** Start of Data entries **

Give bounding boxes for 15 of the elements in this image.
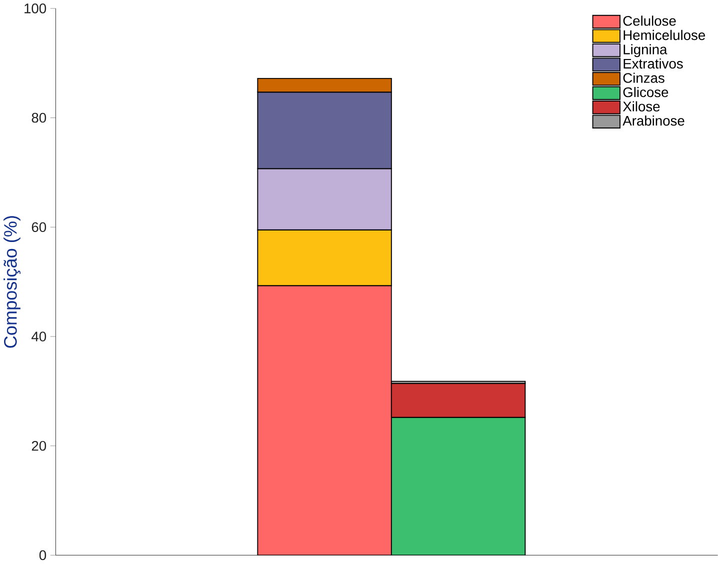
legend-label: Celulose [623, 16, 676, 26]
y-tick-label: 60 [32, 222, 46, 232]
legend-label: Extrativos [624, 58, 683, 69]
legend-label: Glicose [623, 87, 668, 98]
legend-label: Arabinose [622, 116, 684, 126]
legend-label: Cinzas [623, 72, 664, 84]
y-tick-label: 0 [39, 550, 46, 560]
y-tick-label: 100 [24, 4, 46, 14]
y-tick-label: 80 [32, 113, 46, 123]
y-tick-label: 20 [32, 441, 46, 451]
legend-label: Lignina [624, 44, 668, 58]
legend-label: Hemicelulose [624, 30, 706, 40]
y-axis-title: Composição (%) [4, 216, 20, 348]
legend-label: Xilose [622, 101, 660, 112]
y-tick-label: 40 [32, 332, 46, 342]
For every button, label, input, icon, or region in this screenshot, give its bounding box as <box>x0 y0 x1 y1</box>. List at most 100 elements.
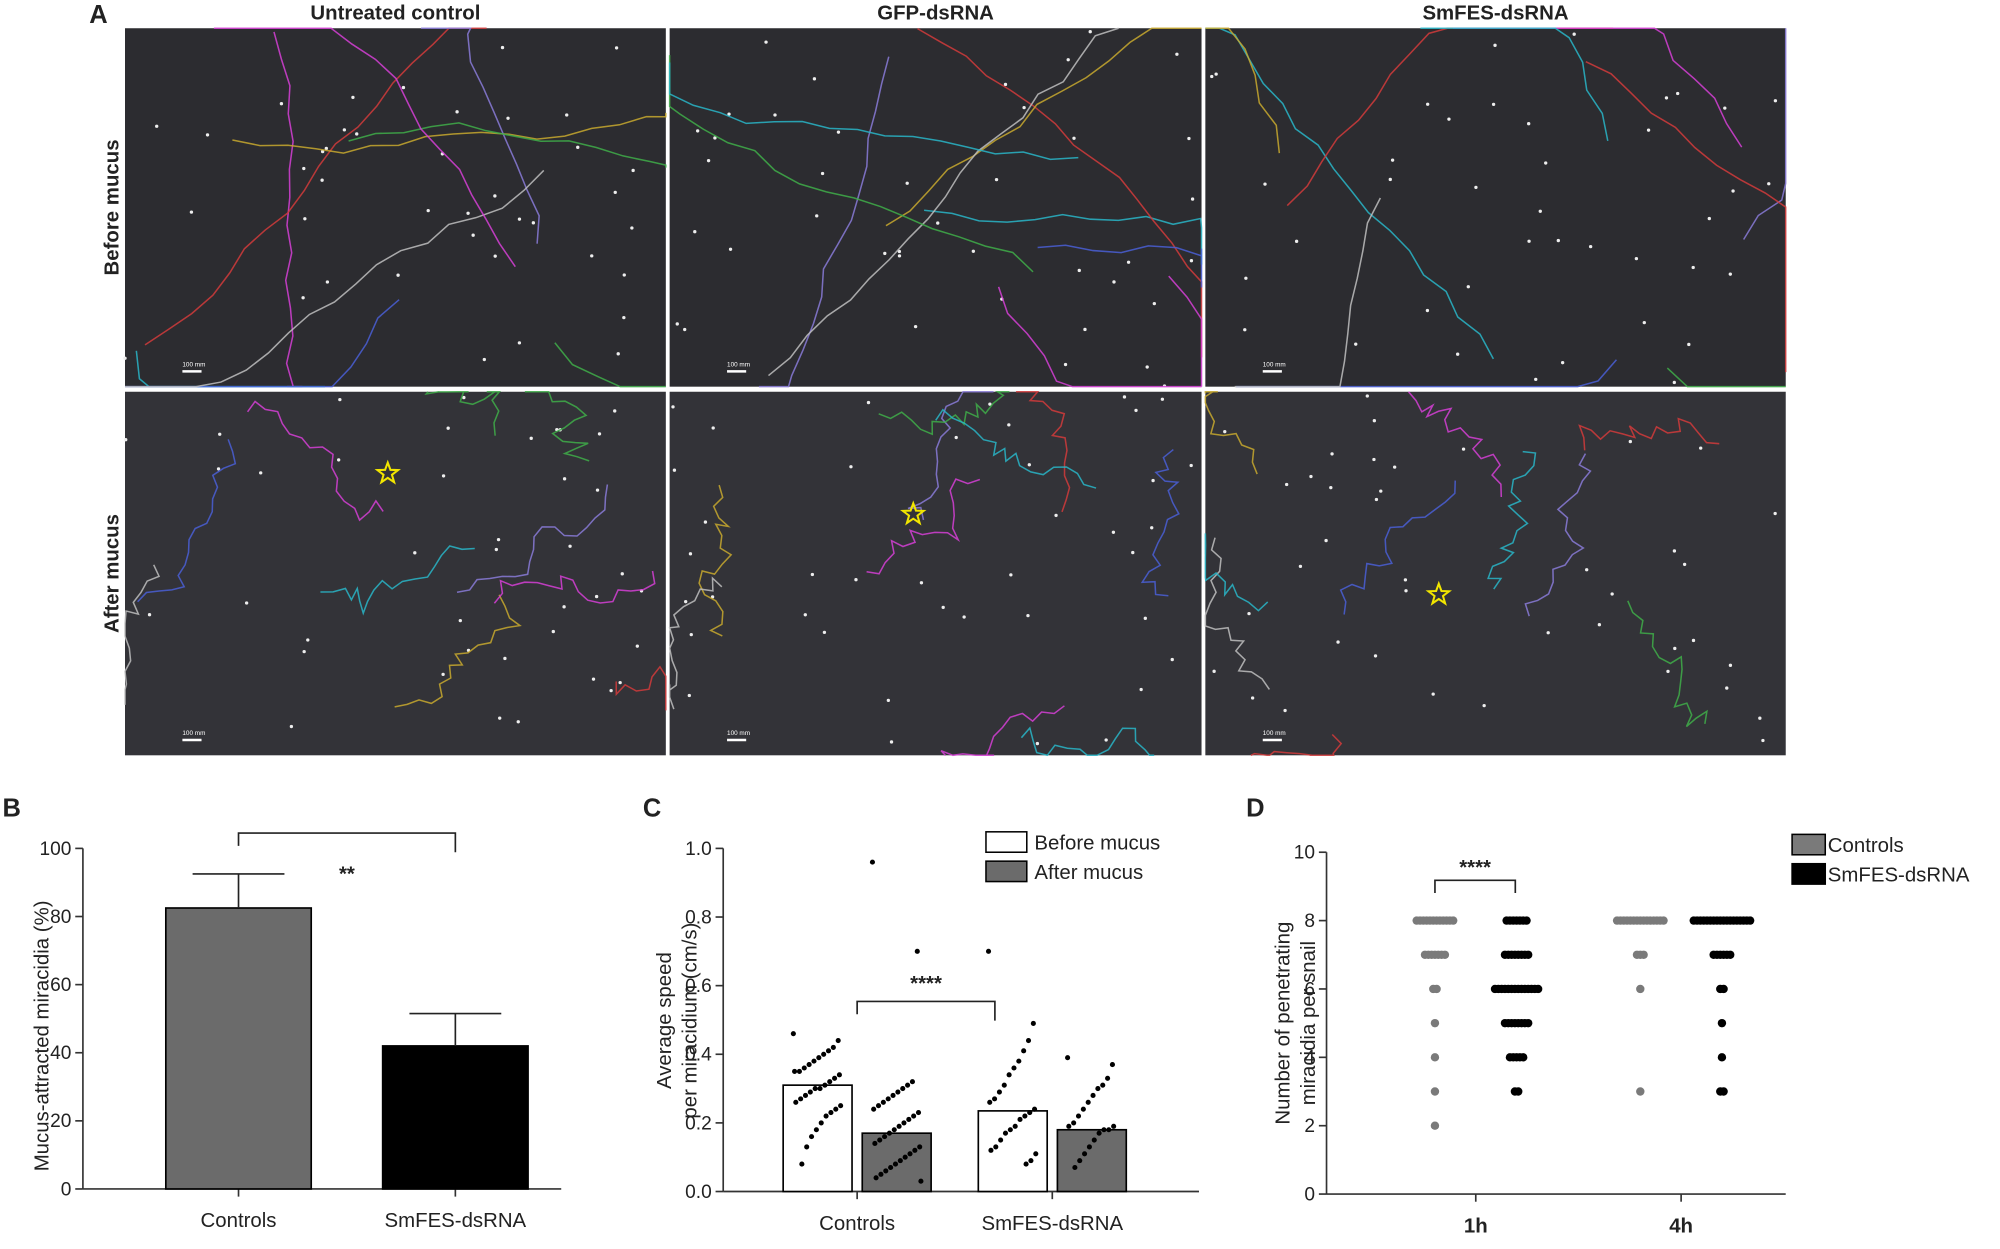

** End of Data entries **
** Start of Data entries **

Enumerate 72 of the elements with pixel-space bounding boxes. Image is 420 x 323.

** End of Data entries **

● What to do: Turn the material above, starting with the line containing "Give bounding boxes" and going on through the line containing "y-tick-label: 40 [32, 332, 46, 342]", into a numbered list, one line per item. Leave out blank lines and pictures.

● Response below:
1. Give bounding boxes for 15 of the elements in this image.
2. legend-label: Celulose [623, 16, 676, 26]
3. y-tick-label: 60 [32, 222, 46, 232]
4. legend-label: Extrativos [624, 58, 683, 69]
5. legend-label: Glicose [623, 87, 668, 98]
6. legend-label: Arabinose [622, 116, 684, 126]
7. legend-label: Cinzas [623, 72, 664, 84]
8. y-tick-label: 0 [39, 550, 46, 560]
9. y-tick-label: 100 [24, 4, 46, 14]
10. y-tick-label: 80 [32, 113, 46, 123]
11. y-tick-label: 20 [32, 441, 46, 451]
12. legend-label: Lignina [624, 44, 668, 58]
13. legend-label: Hemicelulose [624, 30, 706, 40]
14. y-axis-title: Composição (%) [4, 216, 20, 348]
15. legend-label: Xilose [622, 101, 660, 112]
16. y-tick-label: 40 [32, 332, 46, 342]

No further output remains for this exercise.